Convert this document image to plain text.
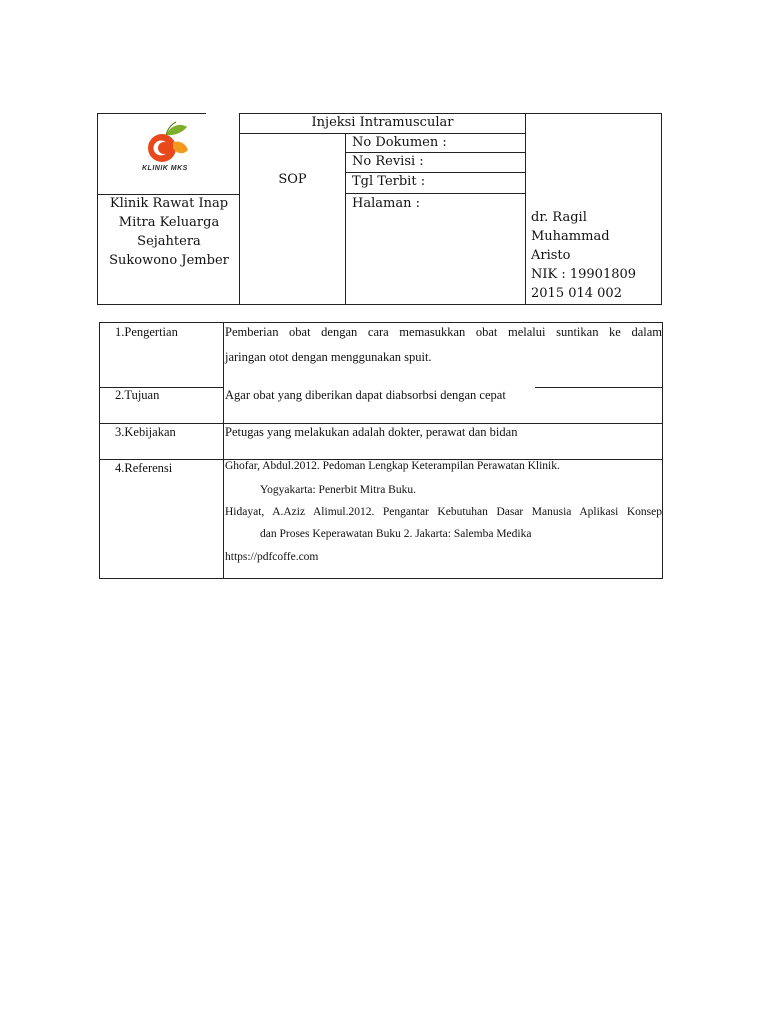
KLINIK MKS
Klinik Rawat Inap
Mitra Keluarga
Sejahtera
Sukowono Jember
Injeksi Intramuscular
SOP
No Dokumen :
No Revisi :
Tgl Terbit :
Halaman :
dr. Ragil
Muhammad
Aristo
NIK : 19901809
2015 014 002
1.Pengertian	Pemberian obat dengan cara memasukkan obat melalui suntikan ke dalam
jaringan otot dengan menggunakan spuit.
2.Tujuan	Agar obat yang diberikan dapat diabsorbsi dengan cepat
3.Kebijakan	Petugas yang melakukan adalah dokter, perawat dan bidan
4.Referensi	Ghofar, Abdul.2012. Pedoman Lengkap Keterampilan Perawatan Klinik.
Yogyakarta: Penerbit Mitra Buku.
Hidayat, A.Aziz Alimul.2012. Pengantar Kebutuhan Dasar Manusia Aplikasi Konsep
dan Proses Keperawatan Buku 2. Jakarta: Salemba Medika
https://pdfcoffe.com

What is being asked - Look through the entries above and report each line where the string "dengan" occurs.

Written answer -
1.Pengertian	Pemberian obat dengan cara memasukkan obat melalui suntikan ke dalam
jaringan otot dengan menggunakan spuit.
2.Tujuan	Agar obat yang diberikan dapat diabsorbsi dengan cepat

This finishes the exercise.